Identify the lines bearing the string "name" and gather them.

* begin RECORDS FOR THE EXERCISE *

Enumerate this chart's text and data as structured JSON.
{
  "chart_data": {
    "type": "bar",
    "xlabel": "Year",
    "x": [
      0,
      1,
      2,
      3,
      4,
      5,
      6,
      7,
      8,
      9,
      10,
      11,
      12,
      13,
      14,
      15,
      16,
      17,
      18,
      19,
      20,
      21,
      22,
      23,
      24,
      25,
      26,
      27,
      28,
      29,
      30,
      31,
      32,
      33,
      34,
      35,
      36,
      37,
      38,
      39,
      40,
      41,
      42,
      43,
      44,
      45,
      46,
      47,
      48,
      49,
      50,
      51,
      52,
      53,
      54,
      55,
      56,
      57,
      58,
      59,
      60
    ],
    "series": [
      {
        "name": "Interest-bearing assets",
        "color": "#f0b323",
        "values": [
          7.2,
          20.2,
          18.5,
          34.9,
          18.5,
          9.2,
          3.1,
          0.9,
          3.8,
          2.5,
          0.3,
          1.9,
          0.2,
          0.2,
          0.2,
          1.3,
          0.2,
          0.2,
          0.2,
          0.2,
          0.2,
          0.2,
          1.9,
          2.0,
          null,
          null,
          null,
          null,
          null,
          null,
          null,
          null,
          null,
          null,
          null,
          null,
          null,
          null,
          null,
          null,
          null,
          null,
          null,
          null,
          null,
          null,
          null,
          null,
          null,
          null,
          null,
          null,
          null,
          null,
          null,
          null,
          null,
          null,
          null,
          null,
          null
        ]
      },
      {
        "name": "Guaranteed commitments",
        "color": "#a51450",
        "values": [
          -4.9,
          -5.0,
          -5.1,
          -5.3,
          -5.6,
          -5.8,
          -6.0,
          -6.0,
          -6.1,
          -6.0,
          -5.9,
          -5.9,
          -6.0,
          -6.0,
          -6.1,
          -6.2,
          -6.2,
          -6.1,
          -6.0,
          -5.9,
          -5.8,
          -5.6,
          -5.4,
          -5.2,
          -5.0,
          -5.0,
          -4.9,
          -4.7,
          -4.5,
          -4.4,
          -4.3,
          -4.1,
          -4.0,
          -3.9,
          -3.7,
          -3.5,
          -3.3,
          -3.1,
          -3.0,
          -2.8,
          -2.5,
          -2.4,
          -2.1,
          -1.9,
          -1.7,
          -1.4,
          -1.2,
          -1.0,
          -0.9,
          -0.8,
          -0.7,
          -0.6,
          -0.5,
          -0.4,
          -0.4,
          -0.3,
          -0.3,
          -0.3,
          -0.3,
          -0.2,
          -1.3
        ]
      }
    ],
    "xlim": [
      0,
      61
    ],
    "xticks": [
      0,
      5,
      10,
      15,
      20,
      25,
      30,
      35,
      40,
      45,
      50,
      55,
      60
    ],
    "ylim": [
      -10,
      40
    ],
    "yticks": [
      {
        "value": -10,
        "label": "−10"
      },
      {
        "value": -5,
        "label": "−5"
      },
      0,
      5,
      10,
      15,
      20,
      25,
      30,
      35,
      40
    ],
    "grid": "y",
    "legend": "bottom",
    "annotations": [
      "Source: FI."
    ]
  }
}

* end RECORDS FOR THE EXERCISE *

= CORRECT RESULT =
        "name": "Interest-bearing assets",
        "name": "Guaranteed commitments",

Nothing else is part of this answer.